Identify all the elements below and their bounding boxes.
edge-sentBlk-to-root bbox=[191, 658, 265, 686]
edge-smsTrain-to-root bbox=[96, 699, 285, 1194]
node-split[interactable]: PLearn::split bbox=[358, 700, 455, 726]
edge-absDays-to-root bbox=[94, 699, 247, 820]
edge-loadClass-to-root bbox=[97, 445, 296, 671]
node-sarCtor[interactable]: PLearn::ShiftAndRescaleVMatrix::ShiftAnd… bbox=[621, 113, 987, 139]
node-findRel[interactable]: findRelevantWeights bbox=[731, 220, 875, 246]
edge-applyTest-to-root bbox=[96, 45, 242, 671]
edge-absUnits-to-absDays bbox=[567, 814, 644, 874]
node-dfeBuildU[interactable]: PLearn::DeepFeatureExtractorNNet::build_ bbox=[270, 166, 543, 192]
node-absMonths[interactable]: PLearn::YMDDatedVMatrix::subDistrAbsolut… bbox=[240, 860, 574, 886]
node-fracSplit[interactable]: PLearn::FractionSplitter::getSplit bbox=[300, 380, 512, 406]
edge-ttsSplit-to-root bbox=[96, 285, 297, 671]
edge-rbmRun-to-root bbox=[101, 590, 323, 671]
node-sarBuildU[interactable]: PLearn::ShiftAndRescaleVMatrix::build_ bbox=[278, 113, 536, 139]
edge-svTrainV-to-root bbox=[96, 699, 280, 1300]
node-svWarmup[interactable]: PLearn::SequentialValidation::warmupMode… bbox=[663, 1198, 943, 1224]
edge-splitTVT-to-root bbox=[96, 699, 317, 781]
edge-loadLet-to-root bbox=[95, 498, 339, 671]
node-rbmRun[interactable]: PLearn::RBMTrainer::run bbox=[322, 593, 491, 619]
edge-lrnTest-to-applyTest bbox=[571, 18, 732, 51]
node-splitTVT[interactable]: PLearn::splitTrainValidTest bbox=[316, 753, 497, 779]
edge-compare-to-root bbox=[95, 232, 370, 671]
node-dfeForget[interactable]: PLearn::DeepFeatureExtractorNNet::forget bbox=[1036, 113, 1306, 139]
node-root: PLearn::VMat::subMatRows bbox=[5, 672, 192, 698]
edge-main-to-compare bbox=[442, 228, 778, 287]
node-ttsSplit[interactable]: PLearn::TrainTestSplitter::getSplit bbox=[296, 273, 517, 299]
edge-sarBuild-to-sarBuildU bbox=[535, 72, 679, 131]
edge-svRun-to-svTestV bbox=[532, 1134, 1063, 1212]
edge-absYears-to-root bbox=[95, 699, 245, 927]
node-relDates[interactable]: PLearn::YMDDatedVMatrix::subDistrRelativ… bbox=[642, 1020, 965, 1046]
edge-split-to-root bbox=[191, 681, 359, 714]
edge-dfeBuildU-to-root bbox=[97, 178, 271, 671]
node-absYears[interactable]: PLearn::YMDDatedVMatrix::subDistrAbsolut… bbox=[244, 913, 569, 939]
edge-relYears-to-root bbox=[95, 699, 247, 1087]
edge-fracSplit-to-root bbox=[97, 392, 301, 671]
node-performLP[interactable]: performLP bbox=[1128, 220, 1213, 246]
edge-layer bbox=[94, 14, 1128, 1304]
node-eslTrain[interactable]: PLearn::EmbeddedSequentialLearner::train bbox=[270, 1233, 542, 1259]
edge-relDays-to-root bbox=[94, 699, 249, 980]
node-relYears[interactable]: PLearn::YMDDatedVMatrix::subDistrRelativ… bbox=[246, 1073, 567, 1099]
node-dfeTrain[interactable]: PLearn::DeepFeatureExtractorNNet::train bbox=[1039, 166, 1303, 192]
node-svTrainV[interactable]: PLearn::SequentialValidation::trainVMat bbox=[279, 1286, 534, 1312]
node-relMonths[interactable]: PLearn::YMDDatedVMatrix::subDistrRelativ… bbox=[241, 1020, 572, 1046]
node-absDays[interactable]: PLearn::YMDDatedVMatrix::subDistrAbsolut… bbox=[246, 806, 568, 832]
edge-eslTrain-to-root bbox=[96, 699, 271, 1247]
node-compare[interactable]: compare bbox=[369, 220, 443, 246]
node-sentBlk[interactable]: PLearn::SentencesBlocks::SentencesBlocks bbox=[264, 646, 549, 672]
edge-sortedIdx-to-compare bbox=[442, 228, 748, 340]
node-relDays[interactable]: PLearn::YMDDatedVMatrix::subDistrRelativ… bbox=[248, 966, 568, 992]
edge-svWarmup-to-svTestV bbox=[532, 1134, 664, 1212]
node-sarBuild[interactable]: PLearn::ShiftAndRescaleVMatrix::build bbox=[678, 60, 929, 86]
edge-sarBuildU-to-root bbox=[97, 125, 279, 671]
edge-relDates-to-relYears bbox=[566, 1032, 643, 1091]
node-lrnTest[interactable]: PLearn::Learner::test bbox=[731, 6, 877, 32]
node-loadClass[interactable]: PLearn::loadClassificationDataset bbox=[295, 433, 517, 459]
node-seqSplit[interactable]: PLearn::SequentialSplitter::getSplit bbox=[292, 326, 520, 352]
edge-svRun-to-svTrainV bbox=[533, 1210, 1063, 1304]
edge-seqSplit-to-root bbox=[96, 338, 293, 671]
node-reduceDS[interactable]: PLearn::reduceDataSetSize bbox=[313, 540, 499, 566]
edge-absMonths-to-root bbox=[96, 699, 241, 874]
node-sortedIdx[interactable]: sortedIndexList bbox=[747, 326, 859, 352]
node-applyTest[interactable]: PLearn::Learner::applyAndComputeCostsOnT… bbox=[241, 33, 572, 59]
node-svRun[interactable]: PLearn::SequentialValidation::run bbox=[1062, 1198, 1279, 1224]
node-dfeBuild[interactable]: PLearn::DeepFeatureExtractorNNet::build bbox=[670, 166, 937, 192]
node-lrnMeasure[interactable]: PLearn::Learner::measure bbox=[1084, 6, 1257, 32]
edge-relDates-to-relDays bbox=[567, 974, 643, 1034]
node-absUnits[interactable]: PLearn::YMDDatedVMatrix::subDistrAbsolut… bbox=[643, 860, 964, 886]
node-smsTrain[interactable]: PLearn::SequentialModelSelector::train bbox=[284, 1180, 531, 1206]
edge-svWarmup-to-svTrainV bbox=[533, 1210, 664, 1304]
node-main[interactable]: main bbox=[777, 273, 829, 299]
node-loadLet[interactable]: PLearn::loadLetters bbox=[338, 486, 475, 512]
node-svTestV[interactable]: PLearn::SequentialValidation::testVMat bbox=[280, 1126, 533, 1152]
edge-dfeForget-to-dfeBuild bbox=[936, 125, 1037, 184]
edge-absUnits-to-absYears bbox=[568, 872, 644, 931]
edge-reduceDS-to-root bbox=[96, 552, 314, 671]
# # #
> AUFGABE: Geben Sie die Zeilen der obigen Auflistung vom Anfang bis einschließlich der Zeile mit „113, 987, 139]“ unverändert wieder.

> ERWARTETE AUSGABE:
Identify all the elements below and their bounding boxes.
edge-sentBlk-to-root bbox=[191, 658, 265, 686]
edge-smsTrain-to-root bbox=[96, 699, 285, 1194]
node-split[interactable]: PLearn::split bbox=[358, 700, 455, 726]
edge-absDays-to-root bbox=[94, 699, 247, 820]
edge-loadClass-to-root bbox=[97, 445, 296, 671]
node-sarCtor[interactable]: PLearn::ShiftAndRescaleVMatrix::ShiftAnd… bbox=[621, 113, 987, 139]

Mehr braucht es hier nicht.